Exercise: Work out how many lines in the listing below include the word "sont". Give nothing but the number.

Records from a dataset:
--
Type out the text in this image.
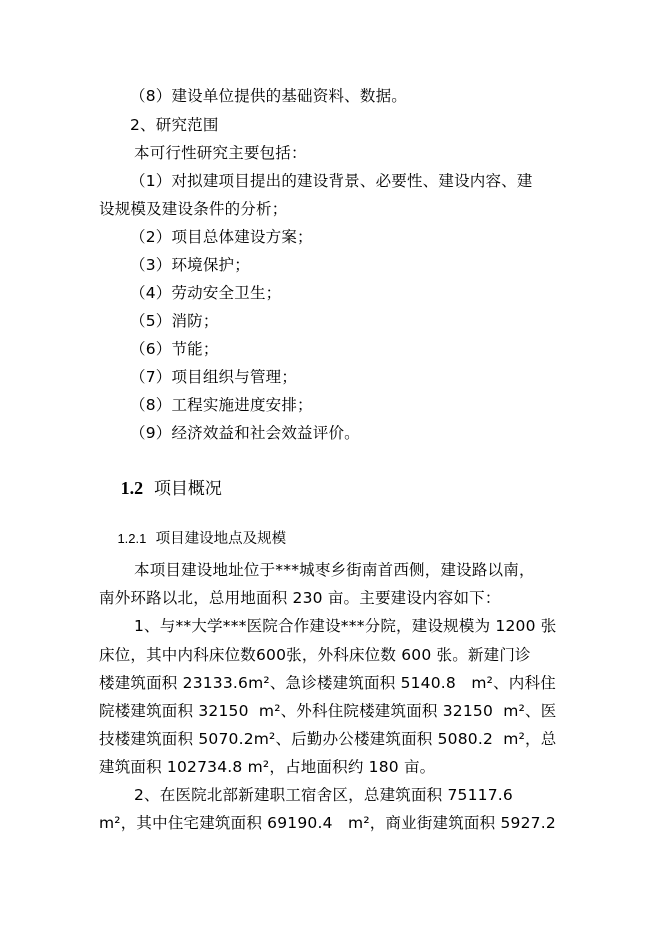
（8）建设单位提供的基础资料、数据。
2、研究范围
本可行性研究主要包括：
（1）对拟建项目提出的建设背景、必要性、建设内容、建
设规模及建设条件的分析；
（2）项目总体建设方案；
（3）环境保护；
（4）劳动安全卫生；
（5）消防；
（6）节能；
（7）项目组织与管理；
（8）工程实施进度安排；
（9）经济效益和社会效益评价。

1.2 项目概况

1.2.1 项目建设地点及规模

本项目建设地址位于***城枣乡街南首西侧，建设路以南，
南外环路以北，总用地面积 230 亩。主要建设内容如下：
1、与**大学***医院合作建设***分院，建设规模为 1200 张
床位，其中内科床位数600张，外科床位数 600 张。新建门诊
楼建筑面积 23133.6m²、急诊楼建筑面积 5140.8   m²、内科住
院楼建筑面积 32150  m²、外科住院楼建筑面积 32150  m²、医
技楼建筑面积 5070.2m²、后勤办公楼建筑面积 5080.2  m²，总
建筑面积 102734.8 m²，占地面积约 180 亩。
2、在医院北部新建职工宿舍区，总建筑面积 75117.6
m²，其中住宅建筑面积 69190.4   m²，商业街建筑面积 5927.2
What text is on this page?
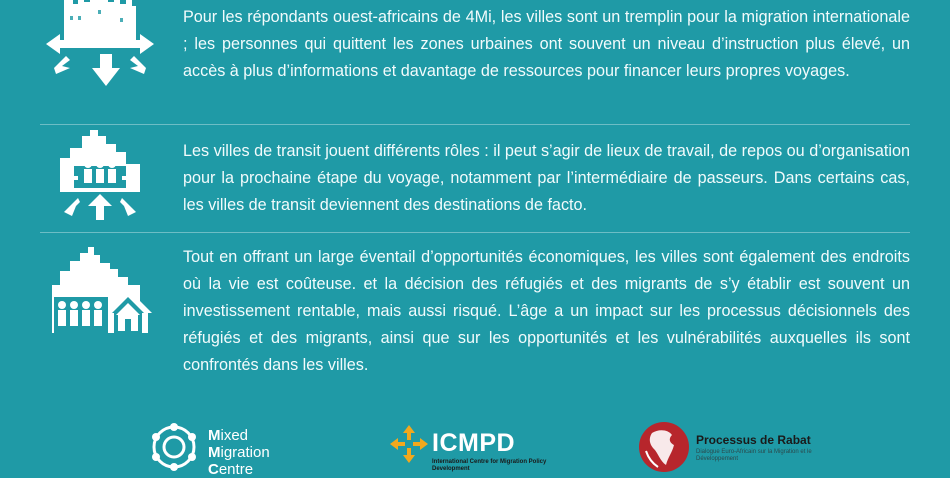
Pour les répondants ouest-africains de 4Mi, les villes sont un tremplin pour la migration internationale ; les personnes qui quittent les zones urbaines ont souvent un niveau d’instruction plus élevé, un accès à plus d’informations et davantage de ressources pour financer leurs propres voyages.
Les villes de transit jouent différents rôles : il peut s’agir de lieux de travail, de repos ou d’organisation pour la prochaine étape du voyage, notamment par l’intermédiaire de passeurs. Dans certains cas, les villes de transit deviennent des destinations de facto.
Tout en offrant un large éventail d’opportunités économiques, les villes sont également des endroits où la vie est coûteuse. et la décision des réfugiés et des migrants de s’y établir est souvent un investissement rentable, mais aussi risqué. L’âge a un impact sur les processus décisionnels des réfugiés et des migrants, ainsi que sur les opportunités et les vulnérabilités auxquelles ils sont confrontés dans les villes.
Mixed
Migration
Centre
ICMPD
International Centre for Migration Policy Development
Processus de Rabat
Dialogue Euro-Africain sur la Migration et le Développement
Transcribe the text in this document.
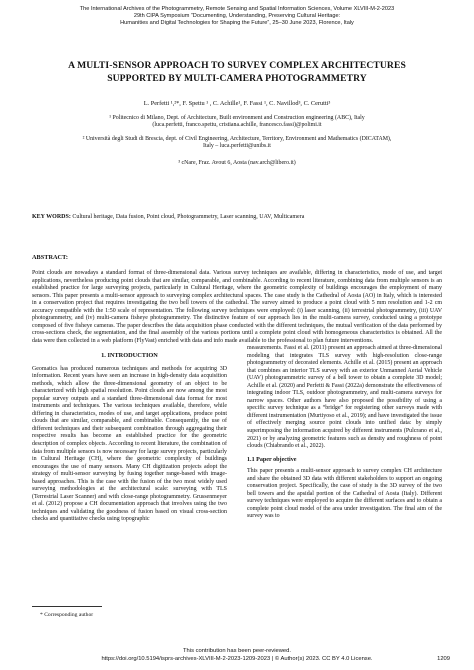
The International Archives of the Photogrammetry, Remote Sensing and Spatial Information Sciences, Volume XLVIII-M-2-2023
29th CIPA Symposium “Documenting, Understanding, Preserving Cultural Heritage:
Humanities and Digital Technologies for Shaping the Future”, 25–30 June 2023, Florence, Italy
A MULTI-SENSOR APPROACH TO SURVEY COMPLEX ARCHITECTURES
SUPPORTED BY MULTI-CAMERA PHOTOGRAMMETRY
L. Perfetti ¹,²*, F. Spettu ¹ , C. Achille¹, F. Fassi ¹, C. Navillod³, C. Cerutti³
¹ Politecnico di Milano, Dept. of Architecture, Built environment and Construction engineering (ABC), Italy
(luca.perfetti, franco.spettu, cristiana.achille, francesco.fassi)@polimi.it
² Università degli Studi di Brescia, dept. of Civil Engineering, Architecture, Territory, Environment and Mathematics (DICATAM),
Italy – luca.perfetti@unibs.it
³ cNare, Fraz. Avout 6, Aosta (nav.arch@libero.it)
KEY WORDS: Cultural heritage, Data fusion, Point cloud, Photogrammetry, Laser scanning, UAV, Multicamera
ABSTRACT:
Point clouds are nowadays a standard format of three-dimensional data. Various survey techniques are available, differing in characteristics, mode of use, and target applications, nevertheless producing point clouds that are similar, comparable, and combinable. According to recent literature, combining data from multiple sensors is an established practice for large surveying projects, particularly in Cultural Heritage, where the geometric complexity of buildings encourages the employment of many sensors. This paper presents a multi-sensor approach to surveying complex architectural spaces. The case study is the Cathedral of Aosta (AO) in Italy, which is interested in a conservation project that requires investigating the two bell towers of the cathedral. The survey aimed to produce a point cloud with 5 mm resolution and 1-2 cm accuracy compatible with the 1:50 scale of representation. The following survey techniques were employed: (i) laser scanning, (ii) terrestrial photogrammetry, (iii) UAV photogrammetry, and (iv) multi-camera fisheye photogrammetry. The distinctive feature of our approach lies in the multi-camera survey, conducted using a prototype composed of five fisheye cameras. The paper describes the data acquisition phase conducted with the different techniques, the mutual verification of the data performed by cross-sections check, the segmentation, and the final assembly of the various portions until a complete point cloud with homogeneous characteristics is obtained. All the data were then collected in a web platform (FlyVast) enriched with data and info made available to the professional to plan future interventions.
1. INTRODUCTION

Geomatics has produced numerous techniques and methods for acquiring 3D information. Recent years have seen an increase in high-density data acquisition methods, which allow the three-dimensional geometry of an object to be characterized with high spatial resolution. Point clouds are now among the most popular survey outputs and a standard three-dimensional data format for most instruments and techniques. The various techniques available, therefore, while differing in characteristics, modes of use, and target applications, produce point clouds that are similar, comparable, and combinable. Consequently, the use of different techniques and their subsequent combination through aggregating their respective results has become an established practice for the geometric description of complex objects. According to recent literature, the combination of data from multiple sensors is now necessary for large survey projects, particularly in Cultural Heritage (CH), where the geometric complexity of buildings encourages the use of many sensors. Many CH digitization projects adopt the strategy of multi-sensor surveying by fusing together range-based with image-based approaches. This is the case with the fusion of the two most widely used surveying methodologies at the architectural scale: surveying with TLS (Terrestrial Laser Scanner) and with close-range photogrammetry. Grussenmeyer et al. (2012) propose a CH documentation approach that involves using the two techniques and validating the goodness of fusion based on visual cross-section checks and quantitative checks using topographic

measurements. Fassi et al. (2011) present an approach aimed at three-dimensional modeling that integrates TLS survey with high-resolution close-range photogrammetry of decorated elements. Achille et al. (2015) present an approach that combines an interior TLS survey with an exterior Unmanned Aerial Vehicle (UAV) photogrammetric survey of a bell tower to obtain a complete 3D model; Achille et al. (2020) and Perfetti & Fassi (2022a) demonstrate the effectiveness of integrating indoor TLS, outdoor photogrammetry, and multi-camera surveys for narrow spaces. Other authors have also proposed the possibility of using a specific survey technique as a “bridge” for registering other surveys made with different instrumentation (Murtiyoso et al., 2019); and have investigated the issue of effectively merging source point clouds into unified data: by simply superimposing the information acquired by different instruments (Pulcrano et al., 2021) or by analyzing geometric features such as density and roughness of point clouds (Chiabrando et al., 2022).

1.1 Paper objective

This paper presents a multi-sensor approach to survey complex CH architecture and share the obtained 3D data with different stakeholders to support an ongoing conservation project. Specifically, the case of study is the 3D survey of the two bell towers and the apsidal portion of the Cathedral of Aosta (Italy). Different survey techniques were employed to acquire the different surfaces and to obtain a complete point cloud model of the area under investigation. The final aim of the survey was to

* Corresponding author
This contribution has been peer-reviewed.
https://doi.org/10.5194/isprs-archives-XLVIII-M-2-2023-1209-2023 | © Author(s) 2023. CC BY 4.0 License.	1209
--
Task output: 2